--- Start ---

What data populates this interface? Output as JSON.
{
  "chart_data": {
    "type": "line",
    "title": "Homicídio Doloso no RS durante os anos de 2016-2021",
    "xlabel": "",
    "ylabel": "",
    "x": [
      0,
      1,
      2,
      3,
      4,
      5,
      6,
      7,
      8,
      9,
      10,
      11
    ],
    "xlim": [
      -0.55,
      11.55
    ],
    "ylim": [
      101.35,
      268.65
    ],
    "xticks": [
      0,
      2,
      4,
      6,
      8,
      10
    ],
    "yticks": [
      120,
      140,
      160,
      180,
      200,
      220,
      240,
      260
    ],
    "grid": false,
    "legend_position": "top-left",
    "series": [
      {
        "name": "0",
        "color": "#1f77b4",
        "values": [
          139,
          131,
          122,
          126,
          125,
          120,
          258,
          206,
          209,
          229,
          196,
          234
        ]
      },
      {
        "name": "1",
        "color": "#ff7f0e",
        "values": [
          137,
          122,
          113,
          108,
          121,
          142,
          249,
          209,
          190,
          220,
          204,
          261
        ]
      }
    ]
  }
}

--- End ---

◆ SET EXERCISE
Take the listing above and set it down exactly.

◆ FINISHED EXERCISE
What data populates this interface? Output as JSON.
{
  "chart_data": {
    "type": "line",
    "title": "Homicídio Doloso no RS durante os anos de 2016-2021",
    "xlabel": "",
    "ylabel": "",
    "x": [
      0,
      1,
      2,
      3,
      4,
      5,
      6,
      7,
      8,
      9,
      10,
      11
    ],
    "xlim": [
      -0.55,
      11.55
    ],
    "ylim": [
      101.35,
      268.65
    ],
    "xticks": [
      0,
      2,
      4,
      6,
      8,
      10
    ],
    "yticks": [
      120,
      140,
      160,
      180,
      200,
      220,
      240,
      260
    ],
    "grid": false,
    "legend_position": "top-left",
    "series": [
      {
        "name": "0",
        "color": "#1f77b4",
        "values": [
          139,
          131,
          122,
          126,
          125,
          120,
          258,
          206,
          209,
          229,
          196,
          234
        ]
      },
      {
        "name": "1",
        "color": "#ff7f0e",
        "values": [
          137,
          122,
          113,
          108,
          121,
          142,
          249,
          209,
          190,
          220,
          204,
          261
        ]
      }
    ]
  }
}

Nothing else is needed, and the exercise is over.